**Information supplied:**
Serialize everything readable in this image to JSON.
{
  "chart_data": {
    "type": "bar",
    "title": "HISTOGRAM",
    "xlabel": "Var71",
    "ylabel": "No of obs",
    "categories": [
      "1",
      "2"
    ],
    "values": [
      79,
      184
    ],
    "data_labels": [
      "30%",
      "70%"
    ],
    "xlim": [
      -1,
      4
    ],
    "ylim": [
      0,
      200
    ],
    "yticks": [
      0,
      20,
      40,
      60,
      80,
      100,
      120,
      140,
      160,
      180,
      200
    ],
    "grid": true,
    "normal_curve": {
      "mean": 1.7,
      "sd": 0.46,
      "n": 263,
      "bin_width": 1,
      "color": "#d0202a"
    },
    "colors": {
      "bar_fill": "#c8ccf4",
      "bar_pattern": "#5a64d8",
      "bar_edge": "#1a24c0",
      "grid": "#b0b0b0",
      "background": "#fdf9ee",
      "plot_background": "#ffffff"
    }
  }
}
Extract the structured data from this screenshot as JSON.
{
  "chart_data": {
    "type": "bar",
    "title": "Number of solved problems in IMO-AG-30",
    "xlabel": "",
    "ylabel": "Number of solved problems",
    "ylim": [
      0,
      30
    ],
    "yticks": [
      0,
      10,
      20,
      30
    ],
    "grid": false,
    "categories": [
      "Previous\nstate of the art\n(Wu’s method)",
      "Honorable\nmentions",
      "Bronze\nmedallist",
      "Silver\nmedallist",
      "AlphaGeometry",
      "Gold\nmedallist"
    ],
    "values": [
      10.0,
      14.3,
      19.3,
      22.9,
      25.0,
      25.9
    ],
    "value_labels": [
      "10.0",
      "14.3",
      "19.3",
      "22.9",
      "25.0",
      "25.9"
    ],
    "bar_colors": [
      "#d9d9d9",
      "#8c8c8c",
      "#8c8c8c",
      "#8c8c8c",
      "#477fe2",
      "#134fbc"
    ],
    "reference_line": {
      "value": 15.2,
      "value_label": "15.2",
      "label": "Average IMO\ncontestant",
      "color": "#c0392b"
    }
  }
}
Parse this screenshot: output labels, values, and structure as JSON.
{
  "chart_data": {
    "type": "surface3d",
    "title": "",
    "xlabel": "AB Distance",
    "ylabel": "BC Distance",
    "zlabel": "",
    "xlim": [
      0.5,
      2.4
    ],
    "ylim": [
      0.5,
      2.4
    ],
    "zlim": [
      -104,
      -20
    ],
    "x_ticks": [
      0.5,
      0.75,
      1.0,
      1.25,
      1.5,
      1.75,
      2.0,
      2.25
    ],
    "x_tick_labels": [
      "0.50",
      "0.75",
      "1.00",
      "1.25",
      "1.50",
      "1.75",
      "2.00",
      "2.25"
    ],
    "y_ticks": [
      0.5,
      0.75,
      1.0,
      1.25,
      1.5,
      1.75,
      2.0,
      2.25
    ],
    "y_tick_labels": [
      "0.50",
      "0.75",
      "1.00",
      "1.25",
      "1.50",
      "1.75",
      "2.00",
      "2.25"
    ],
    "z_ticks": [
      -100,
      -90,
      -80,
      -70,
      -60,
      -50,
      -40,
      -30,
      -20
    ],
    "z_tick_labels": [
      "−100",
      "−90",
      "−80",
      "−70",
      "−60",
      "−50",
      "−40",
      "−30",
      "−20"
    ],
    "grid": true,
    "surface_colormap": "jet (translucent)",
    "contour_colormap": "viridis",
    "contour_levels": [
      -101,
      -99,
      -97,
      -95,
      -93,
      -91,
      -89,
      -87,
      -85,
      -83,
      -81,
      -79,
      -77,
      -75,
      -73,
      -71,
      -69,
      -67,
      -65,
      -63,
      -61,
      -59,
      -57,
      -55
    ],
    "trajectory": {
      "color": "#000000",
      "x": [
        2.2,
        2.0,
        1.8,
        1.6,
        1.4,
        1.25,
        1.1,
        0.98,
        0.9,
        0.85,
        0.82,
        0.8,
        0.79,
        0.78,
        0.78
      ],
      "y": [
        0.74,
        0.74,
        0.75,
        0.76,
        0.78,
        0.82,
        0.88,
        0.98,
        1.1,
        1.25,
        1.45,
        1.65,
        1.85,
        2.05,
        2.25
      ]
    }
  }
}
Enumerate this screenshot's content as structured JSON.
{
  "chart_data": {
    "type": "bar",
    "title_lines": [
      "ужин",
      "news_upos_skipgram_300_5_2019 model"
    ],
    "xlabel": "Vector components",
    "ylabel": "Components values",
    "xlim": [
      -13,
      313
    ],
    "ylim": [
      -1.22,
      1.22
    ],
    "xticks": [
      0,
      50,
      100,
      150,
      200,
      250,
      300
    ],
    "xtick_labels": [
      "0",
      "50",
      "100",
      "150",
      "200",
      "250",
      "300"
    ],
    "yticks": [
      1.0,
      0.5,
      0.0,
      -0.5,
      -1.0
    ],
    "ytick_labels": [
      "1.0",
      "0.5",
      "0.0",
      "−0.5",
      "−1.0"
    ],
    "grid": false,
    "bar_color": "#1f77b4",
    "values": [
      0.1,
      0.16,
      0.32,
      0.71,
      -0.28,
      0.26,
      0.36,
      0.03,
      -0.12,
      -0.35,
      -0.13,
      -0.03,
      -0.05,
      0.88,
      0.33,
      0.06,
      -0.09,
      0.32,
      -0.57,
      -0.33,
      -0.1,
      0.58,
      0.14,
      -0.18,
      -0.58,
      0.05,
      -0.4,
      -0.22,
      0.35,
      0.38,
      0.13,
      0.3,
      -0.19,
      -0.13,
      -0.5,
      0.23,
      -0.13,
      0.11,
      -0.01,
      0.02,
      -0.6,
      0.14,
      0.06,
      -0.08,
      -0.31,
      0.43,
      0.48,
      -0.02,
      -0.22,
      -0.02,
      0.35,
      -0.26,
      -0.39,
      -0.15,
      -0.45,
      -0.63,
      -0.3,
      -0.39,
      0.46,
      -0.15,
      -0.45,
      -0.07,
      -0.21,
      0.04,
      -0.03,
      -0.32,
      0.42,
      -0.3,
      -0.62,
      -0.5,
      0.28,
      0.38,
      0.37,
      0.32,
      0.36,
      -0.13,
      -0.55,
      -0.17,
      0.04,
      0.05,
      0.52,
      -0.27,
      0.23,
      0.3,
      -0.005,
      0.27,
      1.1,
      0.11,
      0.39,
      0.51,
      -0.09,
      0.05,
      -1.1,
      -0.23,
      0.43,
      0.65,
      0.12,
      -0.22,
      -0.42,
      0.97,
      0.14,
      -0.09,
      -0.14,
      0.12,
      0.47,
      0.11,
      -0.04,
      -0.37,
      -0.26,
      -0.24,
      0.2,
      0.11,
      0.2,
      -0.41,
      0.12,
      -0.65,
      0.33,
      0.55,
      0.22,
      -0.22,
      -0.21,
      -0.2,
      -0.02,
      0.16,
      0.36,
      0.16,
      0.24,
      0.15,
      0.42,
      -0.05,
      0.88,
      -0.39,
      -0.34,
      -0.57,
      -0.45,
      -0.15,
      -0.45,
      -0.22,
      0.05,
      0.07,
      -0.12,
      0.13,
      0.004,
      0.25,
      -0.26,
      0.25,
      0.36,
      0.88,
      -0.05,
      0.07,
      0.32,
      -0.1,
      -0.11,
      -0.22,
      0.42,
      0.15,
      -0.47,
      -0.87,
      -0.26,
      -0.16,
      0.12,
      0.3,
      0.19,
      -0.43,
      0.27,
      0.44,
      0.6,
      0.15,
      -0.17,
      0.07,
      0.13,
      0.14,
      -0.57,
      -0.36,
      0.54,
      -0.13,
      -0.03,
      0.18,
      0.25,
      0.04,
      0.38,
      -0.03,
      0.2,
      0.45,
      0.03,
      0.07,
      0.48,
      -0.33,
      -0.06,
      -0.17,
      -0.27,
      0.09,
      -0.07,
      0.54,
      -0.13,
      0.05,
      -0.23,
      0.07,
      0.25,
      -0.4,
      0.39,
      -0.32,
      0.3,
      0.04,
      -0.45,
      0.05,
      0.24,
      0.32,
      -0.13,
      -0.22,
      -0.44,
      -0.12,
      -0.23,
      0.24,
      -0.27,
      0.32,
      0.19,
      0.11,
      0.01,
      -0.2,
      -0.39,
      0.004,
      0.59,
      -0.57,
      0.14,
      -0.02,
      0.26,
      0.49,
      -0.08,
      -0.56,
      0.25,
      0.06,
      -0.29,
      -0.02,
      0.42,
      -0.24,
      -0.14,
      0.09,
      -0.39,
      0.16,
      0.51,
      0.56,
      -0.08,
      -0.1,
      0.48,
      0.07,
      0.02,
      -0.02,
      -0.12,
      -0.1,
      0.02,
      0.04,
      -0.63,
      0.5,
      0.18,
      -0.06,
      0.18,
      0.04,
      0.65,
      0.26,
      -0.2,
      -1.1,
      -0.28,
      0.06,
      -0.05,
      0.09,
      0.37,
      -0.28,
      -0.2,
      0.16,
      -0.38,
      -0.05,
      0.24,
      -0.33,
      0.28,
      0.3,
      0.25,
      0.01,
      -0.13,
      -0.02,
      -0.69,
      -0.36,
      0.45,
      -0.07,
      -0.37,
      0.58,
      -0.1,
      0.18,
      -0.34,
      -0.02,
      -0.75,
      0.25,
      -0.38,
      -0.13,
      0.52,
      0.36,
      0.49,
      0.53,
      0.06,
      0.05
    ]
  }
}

**Aim:** Copy each line that contains the word "Number".

**Written solution:**
    "title": "Number of solved problems in IMO-AG-30",
    "ylabel": "Number of solved problems",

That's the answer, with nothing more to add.